WRITTEN EXERCISE: In the material below, identify each line bearing the word "JSON". Reproduce those lines.

GIVEN RECORDS:
▬▬▬▬▬▬

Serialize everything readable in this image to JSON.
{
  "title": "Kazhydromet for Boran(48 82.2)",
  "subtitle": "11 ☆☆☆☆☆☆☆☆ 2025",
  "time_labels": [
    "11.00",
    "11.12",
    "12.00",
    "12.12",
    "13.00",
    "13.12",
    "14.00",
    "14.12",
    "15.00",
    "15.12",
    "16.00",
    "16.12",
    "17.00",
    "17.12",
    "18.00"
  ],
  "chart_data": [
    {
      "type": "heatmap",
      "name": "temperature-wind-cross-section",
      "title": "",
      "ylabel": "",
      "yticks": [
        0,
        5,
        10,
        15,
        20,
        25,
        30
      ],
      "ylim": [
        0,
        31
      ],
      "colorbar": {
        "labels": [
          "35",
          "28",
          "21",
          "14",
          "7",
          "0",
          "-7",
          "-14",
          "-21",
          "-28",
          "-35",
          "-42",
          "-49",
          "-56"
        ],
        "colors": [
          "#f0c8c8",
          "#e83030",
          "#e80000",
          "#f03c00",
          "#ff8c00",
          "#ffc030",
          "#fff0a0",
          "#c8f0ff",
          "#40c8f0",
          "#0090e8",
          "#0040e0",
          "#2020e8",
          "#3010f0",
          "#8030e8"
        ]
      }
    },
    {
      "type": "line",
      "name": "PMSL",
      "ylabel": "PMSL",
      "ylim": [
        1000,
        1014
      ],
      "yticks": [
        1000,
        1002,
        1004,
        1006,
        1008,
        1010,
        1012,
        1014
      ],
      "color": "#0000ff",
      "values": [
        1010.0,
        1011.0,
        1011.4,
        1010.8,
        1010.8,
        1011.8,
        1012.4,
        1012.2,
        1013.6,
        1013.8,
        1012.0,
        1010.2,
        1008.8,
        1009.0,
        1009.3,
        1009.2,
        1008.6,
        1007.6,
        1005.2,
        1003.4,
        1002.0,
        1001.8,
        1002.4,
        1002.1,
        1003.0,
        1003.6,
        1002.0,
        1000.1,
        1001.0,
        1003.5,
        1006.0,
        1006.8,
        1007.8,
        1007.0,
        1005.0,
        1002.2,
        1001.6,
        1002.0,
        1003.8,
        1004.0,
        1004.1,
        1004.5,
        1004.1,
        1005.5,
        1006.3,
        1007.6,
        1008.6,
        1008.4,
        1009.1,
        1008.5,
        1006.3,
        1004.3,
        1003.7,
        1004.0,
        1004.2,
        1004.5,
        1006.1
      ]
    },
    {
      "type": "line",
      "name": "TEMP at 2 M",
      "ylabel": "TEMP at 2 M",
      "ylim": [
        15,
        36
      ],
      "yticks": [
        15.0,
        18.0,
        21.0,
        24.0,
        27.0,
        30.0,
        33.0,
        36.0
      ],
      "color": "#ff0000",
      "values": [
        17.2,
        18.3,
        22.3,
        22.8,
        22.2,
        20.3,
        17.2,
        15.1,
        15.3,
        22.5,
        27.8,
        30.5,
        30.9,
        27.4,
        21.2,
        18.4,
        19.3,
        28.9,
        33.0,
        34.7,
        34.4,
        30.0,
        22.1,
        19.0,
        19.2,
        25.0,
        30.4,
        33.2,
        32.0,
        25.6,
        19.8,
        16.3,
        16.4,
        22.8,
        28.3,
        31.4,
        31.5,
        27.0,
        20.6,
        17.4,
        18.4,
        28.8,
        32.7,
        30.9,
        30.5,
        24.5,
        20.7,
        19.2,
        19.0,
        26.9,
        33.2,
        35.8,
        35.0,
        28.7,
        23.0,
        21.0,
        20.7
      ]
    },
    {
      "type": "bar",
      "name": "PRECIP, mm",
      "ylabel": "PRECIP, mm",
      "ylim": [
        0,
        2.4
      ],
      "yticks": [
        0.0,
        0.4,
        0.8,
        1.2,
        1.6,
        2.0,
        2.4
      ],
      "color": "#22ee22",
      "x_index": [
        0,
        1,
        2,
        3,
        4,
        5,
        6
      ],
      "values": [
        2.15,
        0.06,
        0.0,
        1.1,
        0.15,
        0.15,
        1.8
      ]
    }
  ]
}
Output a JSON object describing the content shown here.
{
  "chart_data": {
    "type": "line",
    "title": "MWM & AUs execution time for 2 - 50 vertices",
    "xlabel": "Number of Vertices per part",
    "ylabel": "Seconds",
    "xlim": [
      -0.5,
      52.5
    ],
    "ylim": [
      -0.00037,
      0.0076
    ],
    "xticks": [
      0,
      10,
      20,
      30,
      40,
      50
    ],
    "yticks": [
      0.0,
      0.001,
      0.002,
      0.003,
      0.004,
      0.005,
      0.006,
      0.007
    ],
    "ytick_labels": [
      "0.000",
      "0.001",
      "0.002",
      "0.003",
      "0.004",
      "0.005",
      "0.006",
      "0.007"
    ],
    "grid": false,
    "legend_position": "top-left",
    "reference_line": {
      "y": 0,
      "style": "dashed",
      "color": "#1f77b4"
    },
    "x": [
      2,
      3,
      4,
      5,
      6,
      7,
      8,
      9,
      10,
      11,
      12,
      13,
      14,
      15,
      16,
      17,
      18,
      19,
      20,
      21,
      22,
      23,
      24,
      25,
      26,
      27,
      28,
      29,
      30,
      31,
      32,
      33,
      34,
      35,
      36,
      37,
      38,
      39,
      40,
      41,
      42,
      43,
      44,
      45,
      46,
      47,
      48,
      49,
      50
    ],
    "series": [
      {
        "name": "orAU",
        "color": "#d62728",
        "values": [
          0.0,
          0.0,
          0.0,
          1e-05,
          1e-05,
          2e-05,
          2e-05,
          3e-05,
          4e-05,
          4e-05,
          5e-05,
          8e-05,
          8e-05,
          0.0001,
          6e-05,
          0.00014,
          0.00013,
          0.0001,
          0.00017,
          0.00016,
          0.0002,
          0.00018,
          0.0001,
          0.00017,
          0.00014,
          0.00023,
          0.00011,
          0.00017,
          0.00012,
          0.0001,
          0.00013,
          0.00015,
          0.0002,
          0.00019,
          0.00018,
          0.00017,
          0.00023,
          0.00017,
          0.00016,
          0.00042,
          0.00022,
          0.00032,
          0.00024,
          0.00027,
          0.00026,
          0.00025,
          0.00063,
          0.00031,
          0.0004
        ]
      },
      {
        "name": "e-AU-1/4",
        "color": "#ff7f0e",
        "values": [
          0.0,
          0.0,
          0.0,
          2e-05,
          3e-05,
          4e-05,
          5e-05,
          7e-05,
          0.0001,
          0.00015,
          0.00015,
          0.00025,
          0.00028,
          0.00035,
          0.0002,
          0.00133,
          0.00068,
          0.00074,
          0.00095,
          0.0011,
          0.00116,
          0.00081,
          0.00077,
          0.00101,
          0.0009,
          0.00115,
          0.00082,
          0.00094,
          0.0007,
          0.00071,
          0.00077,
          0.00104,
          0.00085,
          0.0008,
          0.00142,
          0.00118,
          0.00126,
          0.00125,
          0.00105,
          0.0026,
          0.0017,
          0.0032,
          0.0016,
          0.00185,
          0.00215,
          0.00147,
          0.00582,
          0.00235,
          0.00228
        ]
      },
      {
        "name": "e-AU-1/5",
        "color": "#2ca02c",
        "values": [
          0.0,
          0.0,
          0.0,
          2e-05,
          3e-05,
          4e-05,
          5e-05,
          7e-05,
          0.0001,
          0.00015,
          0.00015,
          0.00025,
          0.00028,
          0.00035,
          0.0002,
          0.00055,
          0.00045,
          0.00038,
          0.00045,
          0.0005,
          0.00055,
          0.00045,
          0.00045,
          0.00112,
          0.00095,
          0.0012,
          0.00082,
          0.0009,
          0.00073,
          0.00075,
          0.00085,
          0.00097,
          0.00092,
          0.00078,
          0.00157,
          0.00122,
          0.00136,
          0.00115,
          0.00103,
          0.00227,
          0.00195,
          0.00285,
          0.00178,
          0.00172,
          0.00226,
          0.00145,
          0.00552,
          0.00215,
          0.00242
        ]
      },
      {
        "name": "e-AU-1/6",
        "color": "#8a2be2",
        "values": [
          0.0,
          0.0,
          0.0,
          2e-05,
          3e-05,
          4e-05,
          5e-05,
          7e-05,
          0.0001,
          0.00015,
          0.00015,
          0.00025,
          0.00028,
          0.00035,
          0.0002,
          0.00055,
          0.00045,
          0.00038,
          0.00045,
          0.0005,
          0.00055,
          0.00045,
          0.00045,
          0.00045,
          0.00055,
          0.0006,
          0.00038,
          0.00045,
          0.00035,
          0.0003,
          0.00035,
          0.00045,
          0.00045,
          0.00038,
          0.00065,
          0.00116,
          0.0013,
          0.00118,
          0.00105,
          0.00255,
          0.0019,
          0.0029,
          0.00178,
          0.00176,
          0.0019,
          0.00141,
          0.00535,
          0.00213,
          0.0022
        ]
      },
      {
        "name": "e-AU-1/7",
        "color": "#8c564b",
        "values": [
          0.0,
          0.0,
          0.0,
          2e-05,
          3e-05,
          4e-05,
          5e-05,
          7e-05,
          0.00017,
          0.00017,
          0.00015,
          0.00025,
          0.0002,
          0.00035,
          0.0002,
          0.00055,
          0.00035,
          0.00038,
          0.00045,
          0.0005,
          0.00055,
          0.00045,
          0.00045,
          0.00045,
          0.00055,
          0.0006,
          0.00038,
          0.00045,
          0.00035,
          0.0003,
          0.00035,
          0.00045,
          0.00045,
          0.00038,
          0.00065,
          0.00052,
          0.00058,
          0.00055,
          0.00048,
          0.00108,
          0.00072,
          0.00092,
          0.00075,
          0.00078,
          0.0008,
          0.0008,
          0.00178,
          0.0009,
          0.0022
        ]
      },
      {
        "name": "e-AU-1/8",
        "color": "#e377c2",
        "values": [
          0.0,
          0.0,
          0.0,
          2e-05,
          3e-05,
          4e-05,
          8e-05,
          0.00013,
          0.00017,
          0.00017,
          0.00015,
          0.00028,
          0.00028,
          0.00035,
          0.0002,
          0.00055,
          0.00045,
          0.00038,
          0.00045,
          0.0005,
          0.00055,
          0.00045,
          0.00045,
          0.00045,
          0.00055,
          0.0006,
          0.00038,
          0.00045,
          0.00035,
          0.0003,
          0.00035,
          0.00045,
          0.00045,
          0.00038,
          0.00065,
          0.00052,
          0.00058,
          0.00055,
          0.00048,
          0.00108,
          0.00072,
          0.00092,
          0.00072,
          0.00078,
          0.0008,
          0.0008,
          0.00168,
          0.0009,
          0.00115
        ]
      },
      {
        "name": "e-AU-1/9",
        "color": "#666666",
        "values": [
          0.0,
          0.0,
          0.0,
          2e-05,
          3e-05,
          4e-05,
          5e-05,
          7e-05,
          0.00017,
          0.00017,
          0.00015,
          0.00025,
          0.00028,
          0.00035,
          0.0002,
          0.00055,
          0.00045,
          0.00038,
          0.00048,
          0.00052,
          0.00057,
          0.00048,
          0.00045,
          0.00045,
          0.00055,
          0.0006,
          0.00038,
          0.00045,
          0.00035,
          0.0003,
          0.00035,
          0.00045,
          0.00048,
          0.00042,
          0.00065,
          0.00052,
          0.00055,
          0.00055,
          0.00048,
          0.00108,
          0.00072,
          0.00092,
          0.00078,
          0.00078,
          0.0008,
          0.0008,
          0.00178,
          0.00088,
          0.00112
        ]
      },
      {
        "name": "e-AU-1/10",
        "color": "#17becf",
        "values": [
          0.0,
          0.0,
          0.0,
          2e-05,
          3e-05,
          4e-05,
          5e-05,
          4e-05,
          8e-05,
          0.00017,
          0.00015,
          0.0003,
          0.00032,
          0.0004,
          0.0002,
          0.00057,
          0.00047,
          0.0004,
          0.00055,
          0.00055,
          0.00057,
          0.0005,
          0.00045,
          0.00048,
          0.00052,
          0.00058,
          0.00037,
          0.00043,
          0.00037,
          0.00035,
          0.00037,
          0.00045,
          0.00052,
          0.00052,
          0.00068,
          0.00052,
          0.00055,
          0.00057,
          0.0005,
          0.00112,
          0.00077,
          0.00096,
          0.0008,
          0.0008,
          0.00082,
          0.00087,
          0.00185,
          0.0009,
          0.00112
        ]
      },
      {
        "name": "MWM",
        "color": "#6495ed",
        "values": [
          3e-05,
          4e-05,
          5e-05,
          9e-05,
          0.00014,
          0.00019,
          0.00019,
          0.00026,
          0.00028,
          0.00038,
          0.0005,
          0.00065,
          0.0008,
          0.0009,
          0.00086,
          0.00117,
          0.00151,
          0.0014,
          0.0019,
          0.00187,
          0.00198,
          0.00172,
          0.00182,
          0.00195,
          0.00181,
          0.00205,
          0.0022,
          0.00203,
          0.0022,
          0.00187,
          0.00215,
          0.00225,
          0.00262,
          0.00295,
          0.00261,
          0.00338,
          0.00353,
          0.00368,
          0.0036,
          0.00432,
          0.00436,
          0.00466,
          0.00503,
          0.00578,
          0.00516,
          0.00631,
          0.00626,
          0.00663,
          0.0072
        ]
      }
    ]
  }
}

▬▬▬▬▬▬

PROBLEM SOLUTION:
Serialize everything readable in this image to JSON.
Output a JSON object describing the content shown here.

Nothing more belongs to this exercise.